• _Records shown_:
## Begin

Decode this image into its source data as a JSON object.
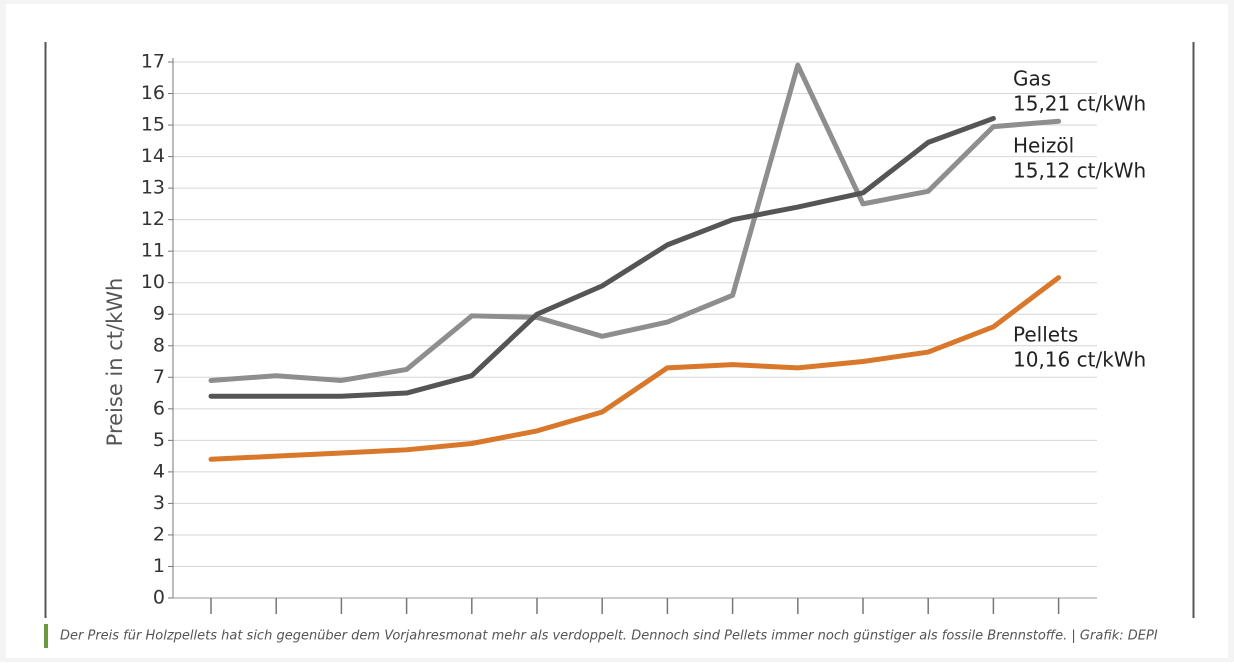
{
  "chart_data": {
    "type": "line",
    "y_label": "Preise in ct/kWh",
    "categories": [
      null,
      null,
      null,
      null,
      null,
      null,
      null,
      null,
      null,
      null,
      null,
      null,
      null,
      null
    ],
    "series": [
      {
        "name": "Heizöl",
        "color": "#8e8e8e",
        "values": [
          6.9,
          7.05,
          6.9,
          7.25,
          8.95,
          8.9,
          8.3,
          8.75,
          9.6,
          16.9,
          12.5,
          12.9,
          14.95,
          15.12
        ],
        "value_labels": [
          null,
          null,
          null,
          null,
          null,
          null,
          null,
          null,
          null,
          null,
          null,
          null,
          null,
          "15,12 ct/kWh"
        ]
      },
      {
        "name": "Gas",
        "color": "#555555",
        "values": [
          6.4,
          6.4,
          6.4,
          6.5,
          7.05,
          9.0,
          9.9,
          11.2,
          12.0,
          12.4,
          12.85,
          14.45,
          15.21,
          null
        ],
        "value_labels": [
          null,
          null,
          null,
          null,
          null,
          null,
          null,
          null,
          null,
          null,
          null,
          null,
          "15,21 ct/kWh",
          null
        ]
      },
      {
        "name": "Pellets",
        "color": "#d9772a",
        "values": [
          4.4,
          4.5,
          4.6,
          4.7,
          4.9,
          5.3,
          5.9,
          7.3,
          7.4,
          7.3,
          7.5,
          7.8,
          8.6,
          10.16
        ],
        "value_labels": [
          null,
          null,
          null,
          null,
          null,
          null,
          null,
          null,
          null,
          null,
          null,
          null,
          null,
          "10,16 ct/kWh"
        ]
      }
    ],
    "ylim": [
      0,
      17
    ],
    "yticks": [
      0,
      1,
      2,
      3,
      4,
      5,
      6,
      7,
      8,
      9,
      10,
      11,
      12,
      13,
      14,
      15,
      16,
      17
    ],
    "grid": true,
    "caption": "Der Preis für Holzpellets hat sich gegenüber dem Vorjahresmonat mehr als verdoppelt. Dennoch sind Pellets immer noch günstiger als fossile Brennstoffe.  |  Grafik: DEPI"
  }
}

## End
## Begin

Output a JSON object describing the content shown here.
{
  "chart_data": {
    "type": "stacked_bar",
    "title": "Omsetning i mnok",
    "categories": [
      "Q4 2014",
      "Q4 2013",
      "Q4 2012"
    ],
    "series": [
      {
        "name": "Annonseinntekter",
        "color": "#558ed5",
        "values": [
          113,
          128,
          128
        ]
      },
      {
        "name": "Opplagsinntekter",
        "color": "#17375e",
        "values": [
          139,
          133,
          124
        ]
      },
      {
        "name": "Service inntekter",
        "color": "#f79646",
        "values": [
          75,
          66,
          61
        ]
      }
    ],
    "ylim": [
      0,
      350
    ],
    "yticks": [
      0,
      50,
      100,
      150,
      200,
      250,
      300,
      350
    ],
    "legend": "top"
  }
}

## End

• _What the task asks_: All lines above containing the string "color" are to be collected.

• _Result for this task_:
        "color": "#8e8e8e",
        "color": "#555555",
        "color": "#d9772a",
        "color": "#558ed5",
        "color": "#17375e",
        "color": "#f79646",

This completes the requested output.